In the data below, locate each line with the word "this" and list it.

Data entries:
--------------------

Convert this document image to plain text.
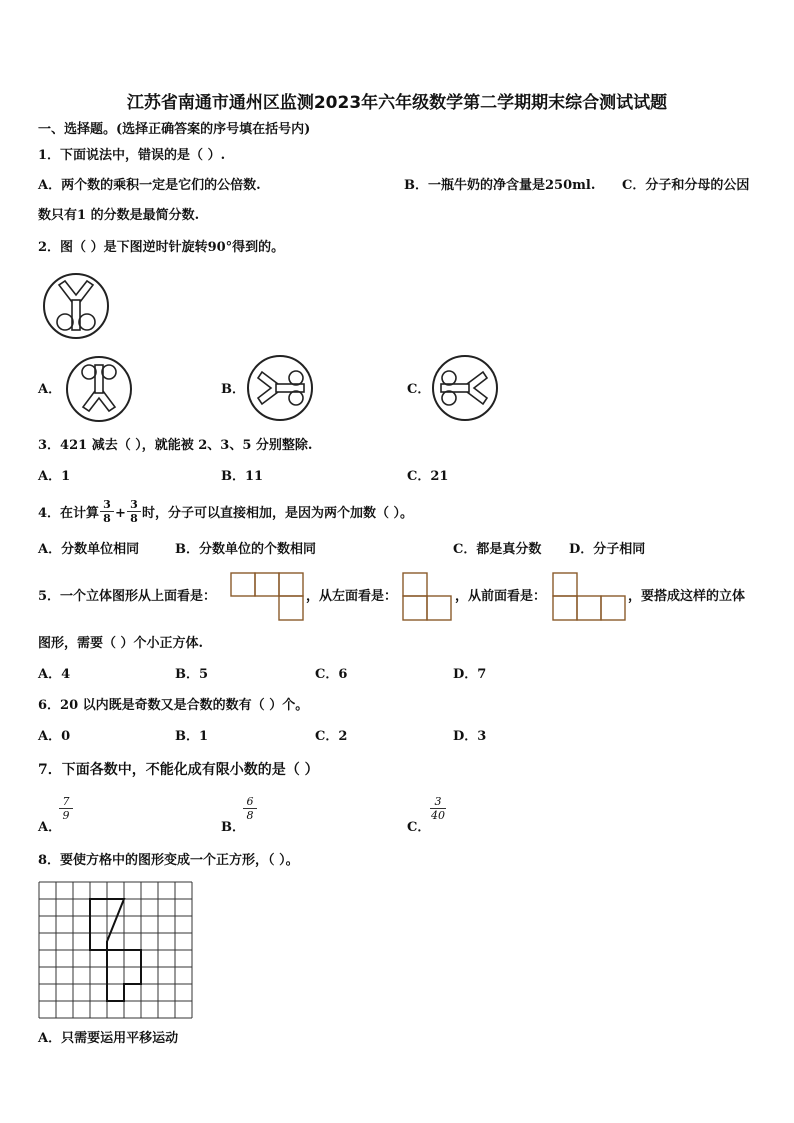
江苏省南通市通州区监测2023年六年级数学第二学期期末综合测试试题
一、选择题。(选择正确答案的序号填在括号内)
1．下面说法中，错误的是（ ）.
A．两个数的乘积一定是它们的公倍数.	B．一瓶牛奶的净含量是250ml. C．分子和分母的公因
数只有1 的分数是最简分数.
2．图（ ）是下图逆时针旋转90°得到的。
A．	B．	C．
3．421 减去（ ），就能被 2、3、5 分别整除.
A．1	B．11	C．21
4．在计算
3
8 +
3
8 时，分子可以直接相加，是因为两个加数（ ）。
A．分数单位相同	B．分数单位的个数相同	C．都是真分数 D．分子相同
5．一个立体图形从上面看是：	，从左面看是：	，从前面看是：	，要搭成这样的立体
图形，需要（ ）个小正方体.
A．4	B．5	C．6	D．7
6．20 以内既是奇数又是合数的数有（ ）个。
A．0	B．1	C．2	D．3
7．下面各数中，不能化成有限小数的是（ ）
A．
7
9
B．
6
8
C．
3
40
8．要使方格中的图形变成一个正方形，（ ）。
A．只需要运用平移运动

--------------------

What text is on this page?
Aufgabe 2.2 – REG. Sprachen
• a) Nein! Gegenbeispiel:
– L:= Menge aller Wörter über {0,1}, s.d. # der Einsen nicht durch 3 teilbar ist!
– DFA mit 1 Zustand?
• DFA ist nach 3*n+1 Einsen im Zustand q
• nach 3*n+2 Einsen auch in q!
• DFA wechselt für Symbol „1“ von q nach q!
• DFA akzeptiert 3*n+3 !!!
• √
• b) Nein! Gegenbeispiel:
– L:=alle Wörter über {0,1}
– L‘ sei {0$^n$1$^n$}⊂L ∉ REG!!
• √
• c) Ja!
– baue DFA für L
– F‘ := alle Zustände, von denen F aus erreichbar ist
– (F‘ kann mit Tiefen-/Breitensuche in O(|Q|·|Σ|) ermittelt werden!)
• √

--------------------

_WRITTEN REPLY:_
Convert this document image to plain text.
What text is on this page?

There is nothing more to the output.